Data for this task:
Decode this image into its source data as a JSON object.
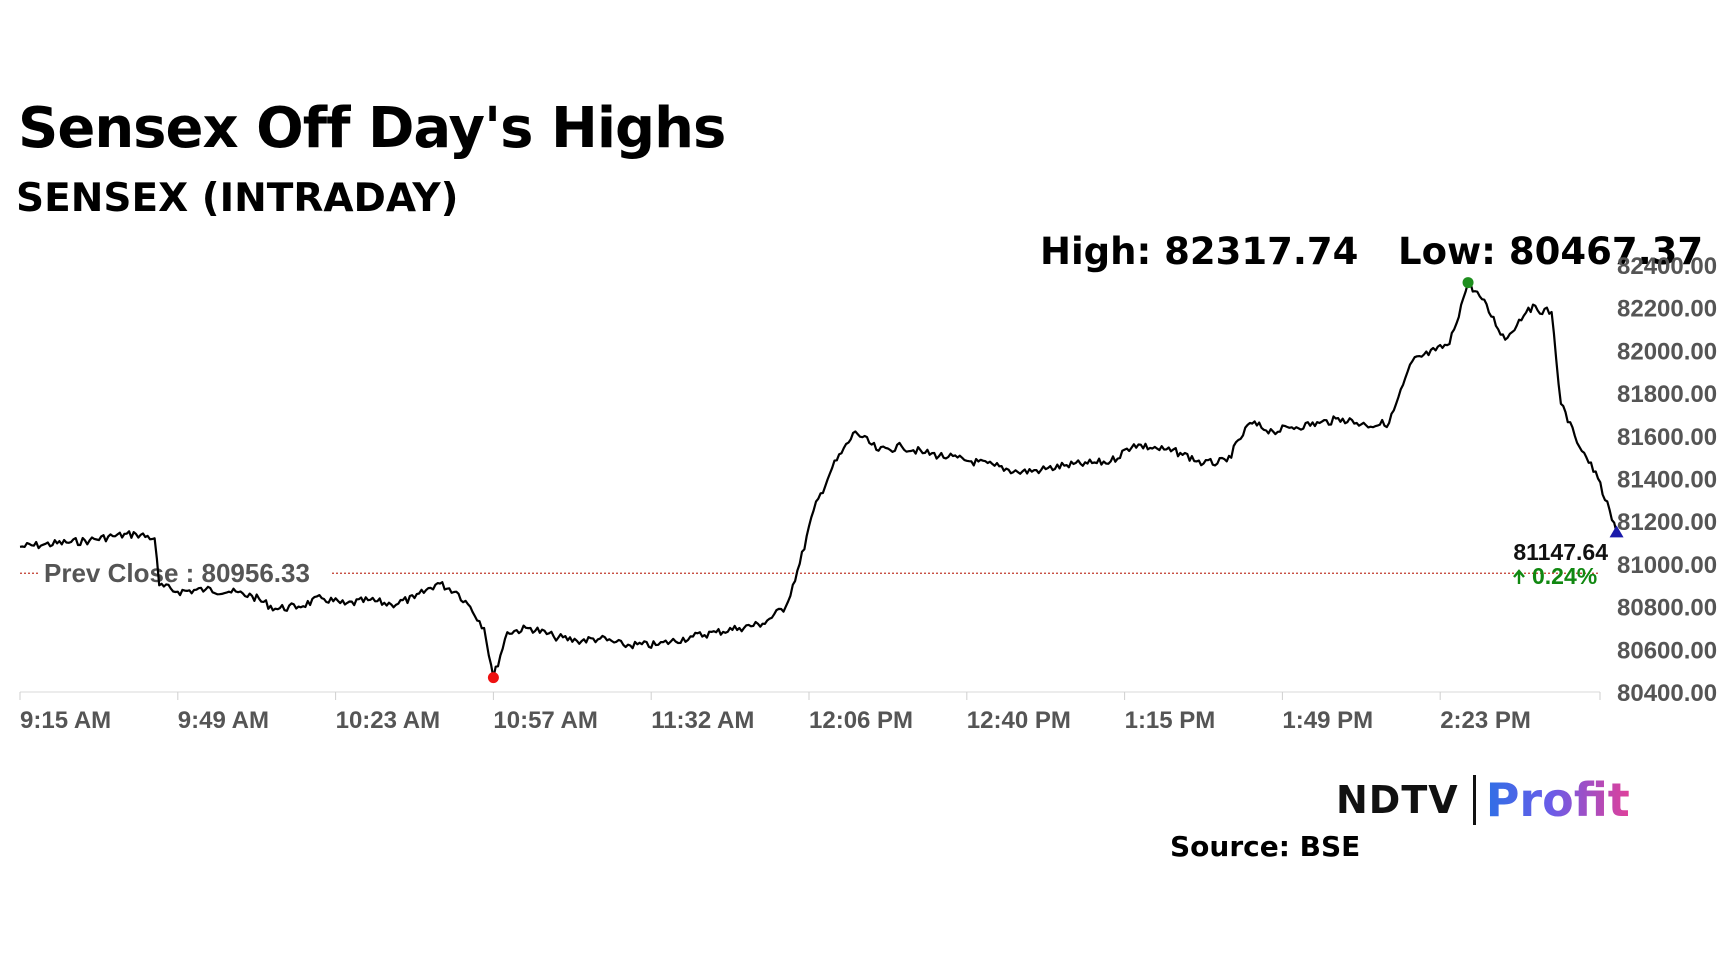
{
  "header": {
    "title": "Sensex Off Day's Highs",
    "subtitle": "SENSEX (INTRADAY)",
    "high_label": "High: 82317.74",
    "low_label": "Low: 80467.37"
  },
  "footer": {
    "brand_left": "NDTV",
    "brand_right": "Profit",
    "source": "Source: BSE"
  },
  "colors": {
    "line": "#000000",
    "prev_close_line": "#c0392b",
    "high_marker": "#1e8e1e",
    "low_marker": "#ee1111",
    "last_marker": "#1a1aaa",
    "change_positive": "#118811"
  },
  "chart_data": {
    "type": "line",
    "title": "SENSEX (INTRADAY)",
    "xlabel": "",
    "ylabel": "",
    "x_ticks": [
      "9:15 AM",
      "9:49 AM",
      "10:23 AM",
      "10:57 AM",
      "11:32 AM",
      "12:06 PM",
      "12:40 PM",
      "1:15 PM",
      "1:49 PM",
      "2:23 PM"
    ],
    "y_ticks": [
      "82400.00",
      "82200.00",
      "82000.00",
      "81800.00",
      "81600.00",
      "81400.00",
      "81200.00",
      "81000.00",
      "80800.00",
      "80600.00",
      "80400.00"
    ],
    "ylim": [
      80400,
      82400
    ],
    "grid": false,
    "prev_close": {
      "label": "Prev Close : 80956.33",
      "value": 80956.33
    },
    "high": {
      "value": 82317.74,
      "time": "2:27 PM"
    },
    "low": {
      "value": 80467.37,
      "time": "10:57 AM"
    },
    "last": {
      "value_label": "81147.64",
      "change_label": "0.24%",
      "value": 81147.64
    },
    "series": [
      {
        "x": [
          "9:15 AM",
          "9:20 AM",
          "9:25 AM",
          "9:30 AM",
          "9:35 AM",
          "9:40 AM",
          "9:44 AM",
          "9:45 AM",
          "9:49 AM",
          "9:55 AM",
          "10:00 AM",
          "10:05 AM",
          "10:10 AM",
          "10:15 AM",
          "10:20 AM",
          "10:25 AM",
          "10:30 AM",
          "10:35 AM",
          "10:40 AM",
          "10:45 AM",
          "10:49 AM",
          "10:52 AM",
          "10:55 AM",
          "10:57 AM",
          "11:00 AM",
          "11:05 AM",
          "11:10 AM",
          "11:15 AM",
          "11:20 AM",
          "11:25 AM",
          "11:32 AM",
          "11:40 AM",
          "11:45 AM",
          "11:50 AM",
          "11:55 AM",
          "12:00 PM",
          "12:03 PM",
          "12:06 PM",
          "12:10 PM",
          "12:15 PM",
          "12:20 PM",
          "12:25 PM",
          "12:30 PM",
          "12:35 PM",
          "12:40 PM",
          "12:45 PM",
          "12:50 PM",
          "12:55 PM",
          "1:00 PM",
          "1:05 PM",
          "1:10 PM",
          "1:15 PM",
          "1:20 PM",
          "1:25 PM",
          "1:30 PM",
          "1:35 PM",
          "1:40 PM",
          "1:45 PM",
          "1:49 PM",
          "1:55 PM",
          "2:00 PM",
          "2:05 PM",
          "2:10 PM",
          "2:15 PM",
          "2:20 PM",
          "2:23 PM",
          "2:27 PM",
          "2:30 PM",
          "2:35 PM",
          "2:40 PM",
          "2:45 PM",
          "2:47 PM",
          "2:50 PM",
          "2:55 PM",
          "2:59 PM"
        ],
        "values": [
          81080,
          81090,
          81100,
          81110,
          81130,
          81140,
          81120,
          80900,
          80870,
          80880,
          80870,
          80850,
          80790,
          80800,
          80840,
          80810,
          80830,
          80810,
          80840,
          80910,
          80870,
          80800,
          80700,
          80467,
          80680,
          80700,
          80660,
          80640,
          80650,
          80620,
          80620,
          80660,
          80680,
          80700,
          80720,
          80800,
          81000,
          81250,
          81450,
          81620,
          81530,
          81550,
          81520,
          81500,
          81480,
          81460,
          81430,
          81440,
          81460,
          81470,
          81480,
          81560,
          81540,
          81520,
          81470,
          81480,
          81660,
          81620,
          81640,
          81660,
          81680,
          81650,
          81660,
          81950,
          82000,
          82030,
          82317,
          82240,
          82050,
          82200,
          82180,
          81750,
          81600,
          81400,
          81147
        ]
      }
    ]
  }
}
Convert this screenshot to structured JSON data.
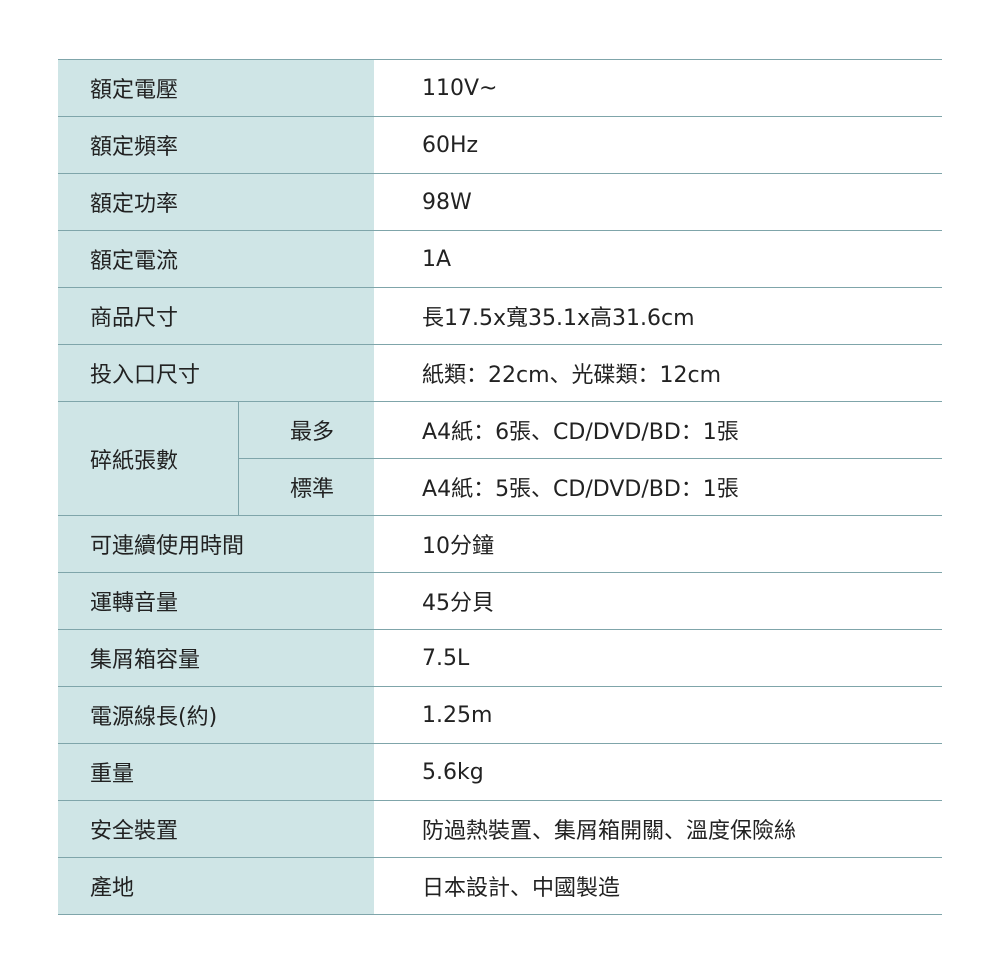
{
  "table": {
    "rows": [
      {
        "label": "額定電壓",
        "value": "110V~"
      },
      {
        "label": "額定頻率",
        "value": "60Hz"
      },
      {
        "label": "額定功率",
        "value": "98W"
      },
      {
        "label": "額定電流",
        "value": "1A"
      },
      {
        "label": "商品尺寸",
        "value": "長17.5x寬35.1x高31.6cm"
      },
      {
        "label": "投入口尺寸",
        "value": "紙類：22cm、光碟類：12cm"
      },
      {
        "label": "碎紙張數",
        "sub": [
          {
            "label": "最多",
            "value": "A4紙：6張、CD/DVD/BD：1張"
          },
          {
            "label": "標準",
            "value": "A4紙：5張、CD/DVD/BD：1張"
          }
        ]
      },
      {
        "label": "可連續使用時間",
        "value": "10分鐘"
      },
      {
        "label": "運轉音量",
        "value": "45分貝"
      },
      {
        "label": "集屑箱容量",
        "value": "7.5L"
      },
      {
        "label": "電源線長(約)",
        "value": "1.25m"
      },
      {
        "label": "重量",
        "value": "5.6kg"
      },
      {
        "label": "安全裝置",
        "value": "防過熱裝置、集屑箱開關、溫度保險絲"
      },
      {
        "label": "產地",
        "value": "日本設計、中國製造"
      }
    ]
  }
}
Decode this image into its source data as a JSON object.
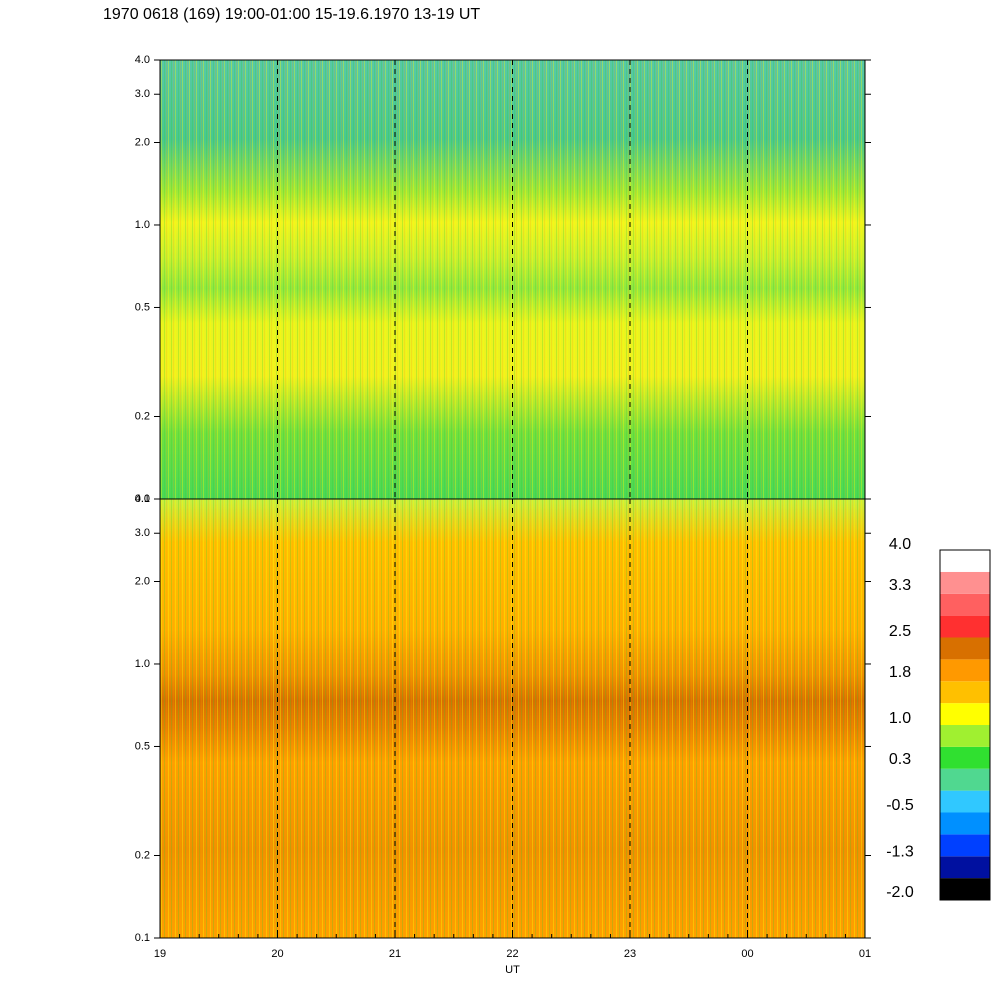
{
  "title": "1970 0618 (169) 19:00-01:00 15-19.6.1970  13-19 UT",
  "chart_data": [
    {
      "type": "heatmap",
      "log_y": true,
      "ylim": [
        0.1,
        4.0
      ],
      "yticks": [
        0.1,
        0.2,
        0.5,
        {
          "value": 1.0,
          "label": "1.0"
        },
        {
          "value": 2.0,
          "label": "2.0"
        },
        {
          "value": 3.0,
          "label": "3.0"
        },
        {
          "value": 4.0,
          "label": "4.0"
        }
      ],
      "grid": true
    },
    {
      "type": "heatmap",
      "log_y": true,
      "ylim": [
        0.1,
        4.0
      ],
      "yticks": [
        0.1,
        0.2,
        0.5,
        {
          "value": 1.0,
          "label": "1.0"
        },
        {
          "value": 2.0,
          "label": "2.0"
        },
        {
          "value": 3.0,
          "label": "3.0"
        },
        {
          "value": 4.0,
          "label": "4.0"
        }
      ],
      "categories": [
        "19",
        "20",
        "21",
        "22",
        "23",
        "00",
        "01"
      ],
      "xlabel": "UT",
      "grid": true,
      "colorbar": {
        "clim": [
          -2.0,
          4.0
        ],
        "colors": [
          "#000000",
          "#0010a0",
          "#0040ff",
          "#0090ff",
          "#30c8ff",
          "#50d890",
          "#30e030",
          "#a0f030",
          "#ffff00",
          "#ffc000",
          "#ff9900",
          "#d87000",
          "#ff3030",
          "#ff6060",
          "#ff9090",
          "#ffffff"
        ],
        "ticks": [
          {
            "value": -2.0,
            "label": "-2.0"
          },
          -1.3,
          -0.5,
          0.3,
          {
            "value": 1.0,
            "label": "1.0"
          },
          1.8,
          2.5,
          3.3,
          {
            "value": 4.0,
            "label": "4.0"
          }
        ]
      }
    }
  ]
}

Directive:
Reproduce every line exactly and omit all pictures.

Solution for this problem:
Decode this image into its source data as a JSON object.
{
  "header": {
    "title": "Sensex Off Day's Highs",
    "subtitle": "SENSEX (INTRADAY)",
    "high_label": "High: 82317.74",
    "low_label": "Low: 80467.37"
  },
  "footer": {
    "brand_left": "NDTV",
    "brand_right": "Profit",
    "source": "Source: BSE"
  },
  "colors": {
    "line": "#000000",
    "prev_close_line": "#c0392b",
    "high_marker": "#1e8e1e",
    "low_marker": "#ee1111",
    "last_marker": "#1a1aaa",
    "change_positive": "#118811"
  },
  "chart_data": {
    "type": "line",
    "title": "SENSEX (INTRADAY)",
    "xlabel": "",
    "ylabel": "",
    "x_ticks": [
      "9:15 AM",
      "9:49 AM",
      "10:23 AM",
      "10:57 AM",
      "11:32 AM",
      "12:06 PM",
      "12:40 PM",
      "1:15 PM",
      "1:49 PM",
      "2:23 PM"
    ],
    "y_ticks": [
      "82400.00",
      "82200.00",
      "82000.00",
      "81800.00",
      "81600.00",
      "81400.00",
      "81200.00",
      "81000.00",
      "80800.00",
      "80600.00",
      "80400.00"
    ],
    "ylim": [
      80400,
      82400
    ],
    "grid": false,
    "prev_close": {
      "label": "Prev Close : 80956.33",
      "value": 80956.33
    },
    "high": {
      "value": 82317.74,
      "time": "2:27 PM"
    },
    "low": {
      "value": 80467.37,
      "time": "10:57 AM"
    },
    "last": {
      "value_label": "81147.64",
      "change_label": "0.24%",
      "value": 81147.64
    },
    "series": [
      {
        "x": [
          "9:15 AM",
          "9:20 AM",
          "9:25 AM",
          "9:30 AM",
          "9:35 AM",
          "9:40 AM",
          "9:44 AM",
          "9:45 AM",
          "9:49 AM",
          "9:55 AM",
          "10:00 AM",
          "10:05 AM",
          "10:10 AM",
          "10:15 AM",
          "10:20 AM",
          "10:25 AM",
          "10:30 AM",
          "10:35 AM",
          "10:40 AM",
          "10:45 AM",
          "10:49 AM",
          "10:52 AM",
          "10:55 AM",
          "10:57 AM",
          "11:00 AM",
          "11:05 AM",
          "11:10 AM",
          "11:15 AM",
          "11:20 AM",
          "11:25 AM",
          "11:32 AM",
          "11:40 AM",
          "11:45 AM",
          "11:50 AM",
          "11:55 AM",
          "12:00 PM",
          "12:03 PM",
          "12:06 PM",
          "12:10 PM",
          "12:15 PM",
          "12:20 PM",
          "12:25 PM",
          "12:30 PM",
          "12:35 PM",
          "12:40 PM",
          "12:45 PM",
          "12:50 PM",
          "12:55 PM",
          "1:00 PM",
          "1:05 PM",
          "1:10 PM",
          "1:15 PM",
          "1:20 PM",
          "1:25 PM",
          "1:30 PM",
          "1:35 PM",
          "1:40 PM",
          "1:45 PM",
          "1:49 PM",
          "1:55 PM",
          "2:00 PM",
          "2:05 PM",
          "2:10 PM",
          "2:15 PM",
          "2:20 PM",
          "2:23 PM",
          "2:27 PM",
          "2:30 PM",
          "2:35 PM",
          "2:40 PM",
          "2:45 PM",
          "2:47 PM",
          "2:50 PM",
          "2:55 PM",
          "2:59 PM"
        ],
        "values": [
          81080,
          81090,
          81100,
          81110,
          81130,
          81140,
          81120,
          80900,
          80870,
          80880,
          80870,
          80850,
          80790,
          80800,
          80840,
          80810,
          80830,
          80810,
          80840,
          80910,
          80870,
          80800,
          80700,
          80467,
          80680,
          80700,
          80660,
          80640,
          80650,
          80620,
          80620,
          80660,
          80680,
          80700,
          80720,
          80800,
          81000,
          81250,
          81450,
          81620,
          81530,
          81550,
          81520,
          81500,
          81480,
          81460,
          81430,
          81440,
          81460,
          81470,
          81480,
          81560,
          81540,
          81520,
          81470,
          81480,
          81660,
          81620,
          81640,
          81660,
          81680,
          81650,
          81660,
          81950,
          82000,
          82030,
          82317,
          82240,
          82050,
          82200,
          82180,
          81750,
          81600,
          81400,
          81147
        ]
      }
    ]
  }
}
Convert this screenshot to structured JSON data.
{
  "table": {
    "rows": [
      {
        "label": "額定電壓",
        "value": "110V~"
      },
      {
        "label": "額定頻率",
        "value": "60Hz"
      },
      {
        "label": "額定功率",
        "value": "98W"
      },
      {
        "label": "額定電流",
        "value": "1A"
      },
      {
        "label": "商品尺寸",
        "value": "長17.5x寬35.1x高31.6cm"
      },
      {
        "label": "投入口尺寸",
        "value": "紙類：22cm、光碟類：12cm"
      },
      {
        "label": "碎紙張數",
        "sub": [
          {
            "label": "最多",
            "value": "A4紙：6張、CD/DVD/BD：1張"
          },
          {
            "label": "標準",
            "value": "A4紙：5張、CD/DVD/BD：1張"
          }
        ]
      },
      {
        "label": "可連續使用時間",
        "value": "10分鐘"
      },
      {
        "label": "運轉音量",
        "value": "45分貝"
      },
      {
        "label": "集屑箱容量",
        "value": "7.5L"
      },
      {
        "label": "電源線長(約)",
        "value": "1.25m"
      },
      {
        "label": "重量",
        "value": "5.6kg"
      },
      {
        "label": "安全裝置",
        "value": "防過熱裝置、集屑箱開關、溫度保險絲"
      },
      {
        "label": "產地",
        "value": "日本設計、中國製造"
      }
    ]
  }
}
Decode this image into its source data as a JSON object.
{
  "title": "1970 0618 (169) 19:00-01:00 15-19.6.1970  13-19 UT",
  "chart_data": [
    {
      "type": "heatmap",
      "log_y": true,
      "ylim": [
        0.1,
        4.0
      ],
      "yticks": [
        0.1,
        0.2,
        0.5,
        {
          "value": 1.0,
          "label": "1.0"
        },
        {
          "value": 2.0,
          "label": "2.0"
        },
        {
          "value": 3.0,
          "label": "3.0"
        },
        {
          "value": 4.0,
          "label": "4.0"
        }
      ],
      "grid": true
    },
    {
      "type": "heatmap",
      "log_y": true,
      "ylim": [
        0.1,
        4.0
      ],
      "yticks": [
        0.1,
        0.2,
        0.5,
        {
          "value": 1.0,
          "label": "1.0"
        },
        {
          "value": 2.0,
          "label": "2.0"
        },
        {
          "value": 3.0,
          "label": "3.0"
        },
        {
          "value": 4.0,
          "label": "4.0"
        }
      ],
      "categories": [
        "19",
        "20",
        "21",
        "22",
        "23",
        "00",
        "01"
      ],
      "xlabel": "UT",
      "grid": true,
      "colorbar": {
        "clim": [
          -2.0,
          4.0
        ],
        "colors": [
          "#000000",
          "#0010a0",
          "#0040ff",
          "#0090ff",
          "#30c8ff",
          "#50d890",
          "#30e030",
          "#a0f030",
          "#ffff00",
          "#ffc000",
          "#ff9900",
          "#d87000",
          "#ff3030",
          "#ff6060",
          "#ff9090",
          "#ffffff"
        ],
        "ticks": [
          {
            "value": -2.0,
            "label": "-2.0"
          },
          -1.3,
          -0.5,
          0.3,
          {
            "value": 1.0,
            "label": "1.0"
          },
          1.8,
          2.5,
          3.3,
          {
            "value": 4.0,
            "label": "4.0"
          }
        ]
      }
    }
  ]
}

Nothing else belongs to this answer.